Source excerpt:
▶
On Mon, Jun 1, 2020 at 6:37 PM Eli Zaretskii <eliz@gnu.org> wrote:
> > From: Pip Cet <pipcet@gmail.com>
> > Date: Mon, 1 Jun 2020 18:09:27 +0000
> > Cc: dfussner@googlemail.com, 41645@debbugs.gnu.org
> >
> > The problem is a zero-width glyph in a gstring. Fixing the artifact is
> > easy (see attached patch), but that still means when the cursor is on
> > the CGJ it's invisible. My impression is most code paths avoid
> > zero-width glyphs for that reason.
>
> Sorry, I don't follow.  The composition-function-table entry for CGJ
> is this:
>
>   (aref composition-function-table #x34f)
>    => (["\\c.\\c^+" 1 compose-gstring-for-graphic]
>        [nil 0 compose-gstring-for-graphic])
◀
Spatial layout entries:
▶
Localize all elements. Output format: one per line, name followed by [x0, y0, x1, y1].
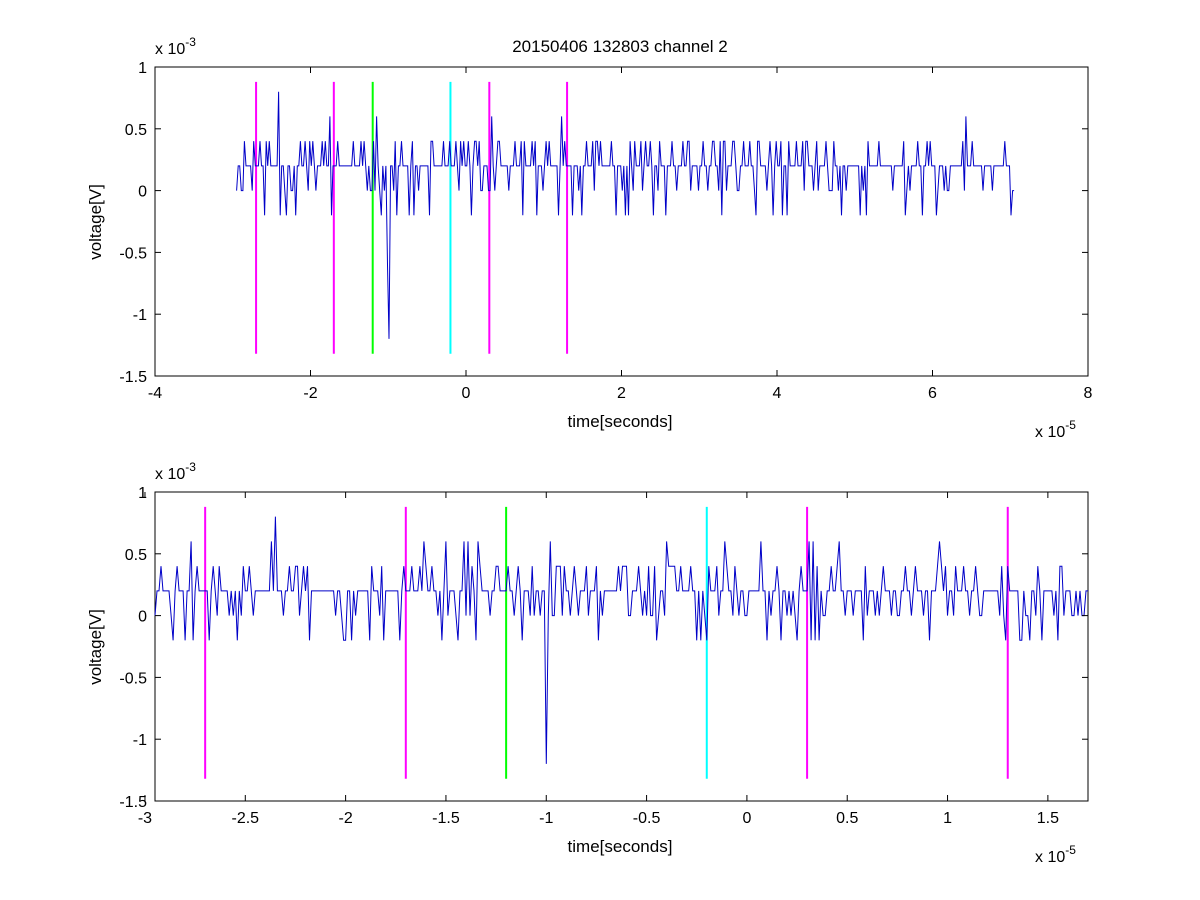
top-x-tick-label: 0 — [462, 385, 471, 402]
top-x-multiplier-exponent: -5 — [1065, 418, 1076, 432]
top-x-multiplier-base: x 10 — [1035, 424, 1065, 441]
bottom-x-axis-label: time[seconds] — [568, 837, 673, 856]
top-x-axis-label: time[seconds] — [568, 412, 673, 431]
bottom-y-multiplier-exponent: -3 — [185, 460, 196, 474]
top-markers — [255, 81, 569, 354]
bottom-y-ticks: -1.5 -1 -0.5 0 0.5 1 — [119, 485, 1088, 811]
bottom-x-tick-label: 0 — [742, 810, 751, 827]
top-y-tick-label: 0.5 — [125, 122, 147, 139]
top-x-tick-label: 6 — [928, 385, 937, 402]
top-y-ticks: -1.5 -1 -0.5 0 0.5 1 — [119, 60, 1088, 386]
top-x-tick-label: 8 — [1084, 385, 1093, 402]
bottom-x-multiplier: x 10-5 — [1035, 843, 1076, 866]
top-y-multiplier: x 10-3 — [155, 35, 196, 58]
bottom-y-tick-label: 0.5 — [125, 547, 147, 564]
top-y-tick-label: -1 — [133, 307, 147, 324]
bottom-y-multiplier: x 10-3 — [155, 460, 196, 483]
top-x-tick-label: 4 — [773, 385, 782, 402]
top-y-tick-label: 0 — [138, 184, 147, 201]
top-x-ticks: -4 -2 0 2 4 6 8 — [148, 67, 1093, 402]
bottom-y-tick-label: 1 — [138, 485, 147, 502]
top-y-axis-label: voltage[V] — [86, 184, 105, 260]
bottom-axes-box — [154, 491, 1089, 802]
top-x-tick-label: -4 — [148, 385, 162, 402]
bottom-y-tick-label: -1 — [133, 732, 147, 749]
bottom-y-axis-label: voltage[V] — [86, 609, 105, 685]
bottom-y-multiplier-base: x 10 — [155, 466, 185, 483]
bottom-x-tick-label: -1 — [539, 810, 553, 827]
bottom-subplot: -3 -2.5 -2 -1.5 -1 -0.5 0 0.5 1 1.5 -1.5 -1 -0.5 0 0.… — [86, 460, 1089, 866]
top-signal-line — [236, 91, 1015, 339]
bottom-x-tick-label: -2.5 — [232, 810, 260, 827]
bottom-y-tick-label: -1.5 — [119, 794, 147, 811]
bottom-x-tick-label: -1.5 — [432, 810, 460, 827]
top-x-tick-label: 2 — [617, 385, 626, 402]
top-x-multiplier: x 10-5 — [1035, 418, 1076, 441]
bottom-x-ticks: -3 -2.5 -2 -1.5 -1 -0.5 0 0.5 1 1.5 — [138, 492, 1059, 827]
top-y-tick-label: -1.5 — [119, 369, 147, 386]
bottom-y-tick-label: -0.5 — [119, 670, 147, 687]
bottom-x-tick-label: 0.5 — [836, 810, 858, 827]
bottom-x-tick-label: 1 — [943, 810, 952, 827]
top-axes-box — [154, 66, 1089, 377]
bottom-markers — [204, 506, 1009, 779]
top-y-tick-label: 1 — [138, 60, 147, 77]
bottom-x-tick-label: -0.5 — [633, 810, 661, 827]
top-subplot: -4 -2 0 2 4 6 8 -1.5-1-0.500.51 time[seconds] … — [86, 35, 1093, 441]
bottom-x-multiplier-base: x 10 — [1035, 849, 1065, 866]
bottom-x-multiplier-exponent: -5 — [1065, 843, 1076, 857]
top-y-tick-label: -0.5 — [119, 245, 147, 262]
bottom-x-tick-label: -2 — [338, 810, 352, 827]
bottom-x-tick-label: -3 — [138, 810, 152, 827]
top-y-multiplier-exponent: -3 — [185, 35, 196, 49]
bottom-x-tick-label: 1.5 — [1037, 810, 1059, 827]
bottom-y-tick-label: 0 — [138, 609, 147, 626]
top-x-tick-label: -2 — [303, 385, 317, 402]
top-y-multiplier-base: x 10 — [155, 41, 185, 58]
bottom-signal-line — [154, 516, 1088, 764]
figure-title: 20150406 132803 channel 2 — [512, 37, 728, 56]
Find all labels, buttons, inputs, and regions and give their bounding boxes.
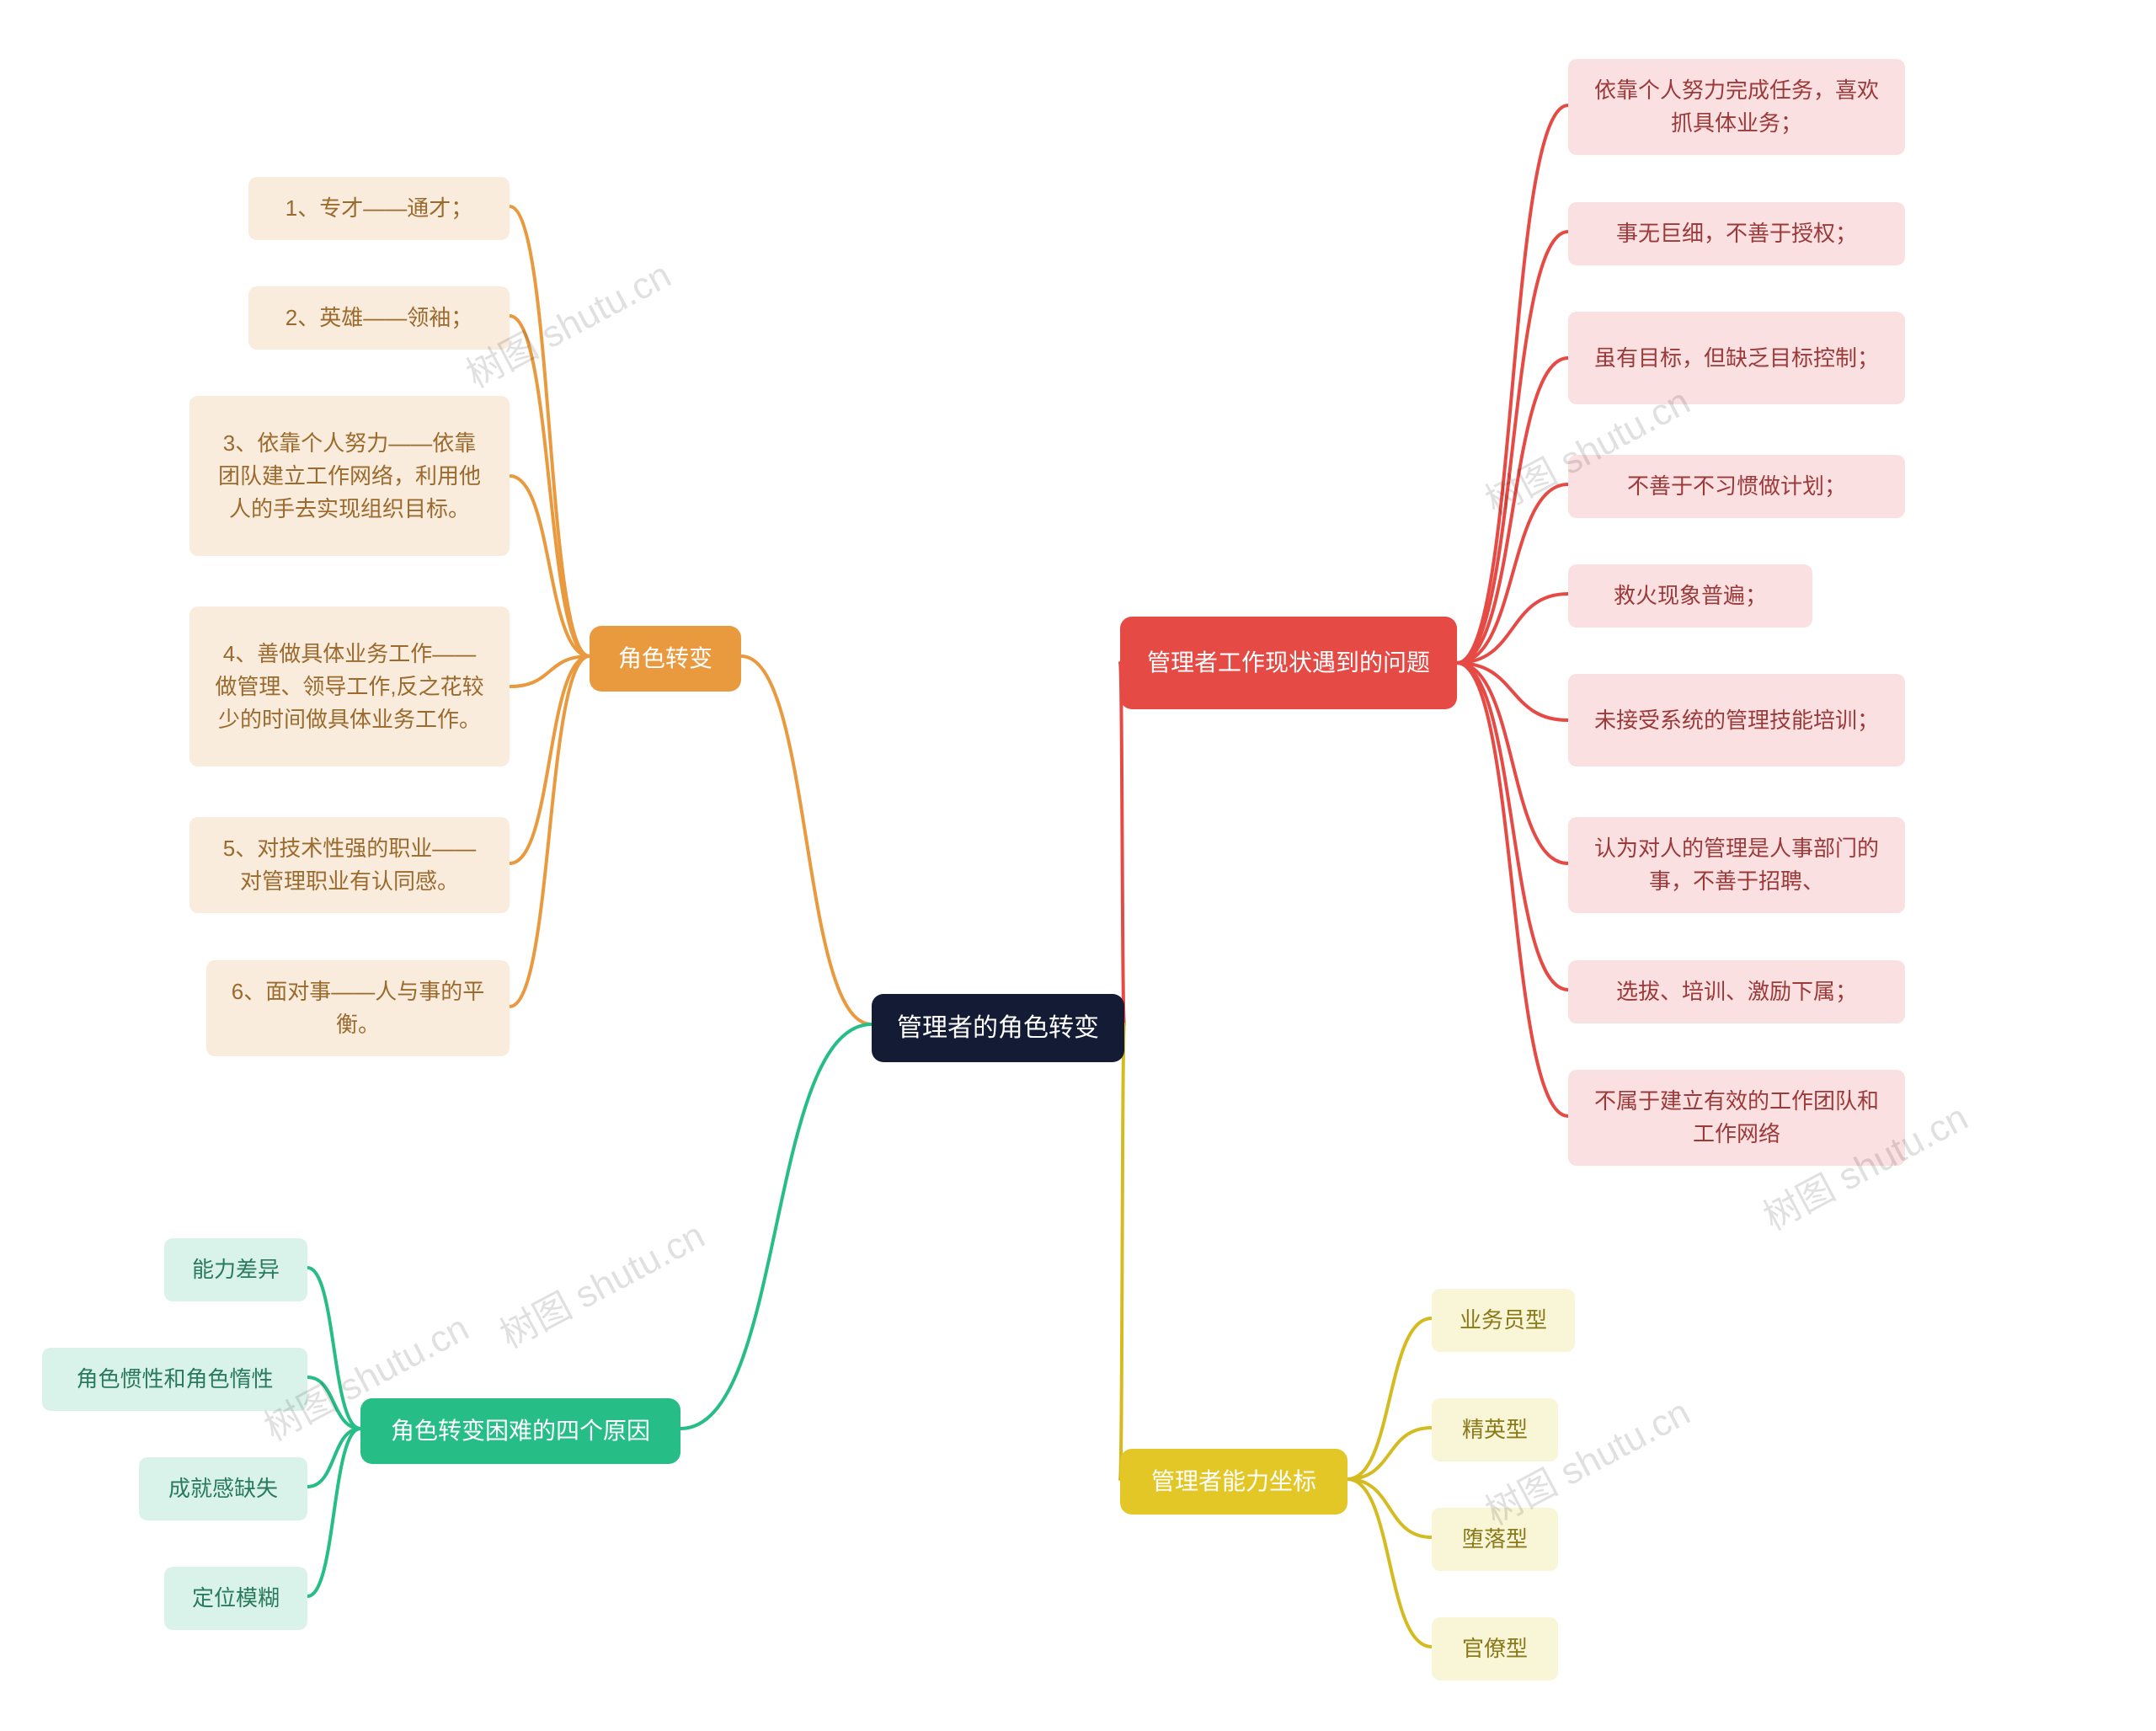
leaf-node: 不属于建立有效的工作团队和工作网络 <box>1568 1070 1905 1166</box>
leaf-node: 不善于不习惯做计划； <box>1568 455 1905 518</box>
branch-node: 管理者能力坐标 <box>1120 1449 1348 1515</box>
leaf-node: 4、善做具体业务工作——做管理、领导工作,反之花较少的时间做具体业务工作。 <box>189 606 510 767</box>
leaf-node: 角色惯性和角色惰性 <box>42 1348 307 1411</box>
leaf-node: 定位模糊 <box>164 1567 307 1630</box>
leaf-node: 未接受系统的管理技能培训； <box>1568 674 1905 767</box>
branch-node: 角色转变 <box>590 626 741 692</box>
leaf-node: 官僚型 <box>1432 1617 1558 1680</box>
leaf-node: 2、英雄——领袖； <box>248 286 510 350</box>
leaf-node: 3、依靠个人努力——依靠团队建立工作网络，利用他人的手去实现组织目标。 <box>189 396 510 556</box>
leaf-node: 6、面对事——人与事的平衡。 <box>206 960 510 1056</box>
leaf-node: 精英型 <box>1432 1398 1558 1461</box>
leaf-node: 业务员型 <box>1432 1289 1575 1352</box>
branch-node: 角色转变困难的四个原因 <box>360 1398 680 1464</box>
leaf-node: 虽有目标，但缺乏目标控制； <box>1568 312 1905 404</box>
leaf-node: 事无巨细，不善于授权； <box>1568 202 1905 265</box>
branch-node: 管理者工作现状遇到的问题 <box>1120 617 1457 709</box>
watermark: 树图 shutu.cn <box>489 1205 712 1359</box>
leaf-node: 成就感缺失 <box>139 1457 307 1520</box>
leaf-node: 依靠个人努力完成任务，喜欢抓具体业务； <box>1568 59 1905 155</box>
leaf-node: 救火现象普遍； <box>1568 564 1812 628</box>
leaf-node: 能力差异 <box>164 1238 307 1301</box>
leaf-node: 认为对人的管理是人事部门的事，不善于招聘、 <box>1568 817 1905 913</box>
leaf-node: 1、专才——通才； <box>248 177 510 240</box>
leaf-node: 5、对技术性强的职业——对管理职业有认同感。 <box>189 817 510 913</box>
root-node: 管理者的角色转变 <box>872 994 1124 1062</box>
leaf-node: 选拔、培训、激励下属； <box>1568 960 1905 1023</box>
leaf-node: 堕落型 <box>1432 1508 1558 1571</box>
◀
Direction A:
Answer these questions about the email excerpt on the zero-width glyph:
(i) What date and time are given for the message from Pip Cet?
(ii) What does Pip Cet say the problem is?
(iii) What expression is evaluated to show the composition-function-table entry for CGJ?
Direction B:
Please write the next part of the email excerpt on the zero-width glyph, picking up after its final line.

Exercise response A:
(i) Mon, 1 Jun 2020 18:09:27 +0000
(ii) A zero-width glyph in a gstring.
(iii) (aref composition-function-table #x34f)

Exercise response B:
> So CGJ is supposed to be composed with the previous character,
> similarly to diacritics.

(BTW, isn't that regexp wrong? a base character can be followed by two
diacritics, then a CGJ, then another diacritic...)

> When the composition happens, what glyphs
> are returned from the shaper?

921          lgstring = safe_call (7, Vauto_composition_function, AREF
(rule, 2),
(gdb) n
925      return unbind_to (count, lgstring);
(gdb) pp lgstring
[[#<font-object "-PfEd-DejaVu
Sans-normal-normal-normal-*-22-*-*-*-*-0-iso10646-1"> 847] nil [0 0
847 768 0 0 0 0 0 [0 0 0]] nil nil nil nil nil nil nil]
(gdb) pp rule
[nil 0 compose-gstring-for-graphic]
(gdb) c
Continuing.

> On my system, with a font that supports
> that character, if I type "a b c d CGJ x y z" (without the spaces), I
> see just "abcdxyz" with nothing between d and x, not even a thin
> space.  And "C-u C-x =" on d then reports:
>
>                position: 149 of 153 (97%), column: 3
>               character: d (displayed as d) (codepoint 100, #o144, #x64)
>                 charset: ascii (ASCII (ISO646 IRV))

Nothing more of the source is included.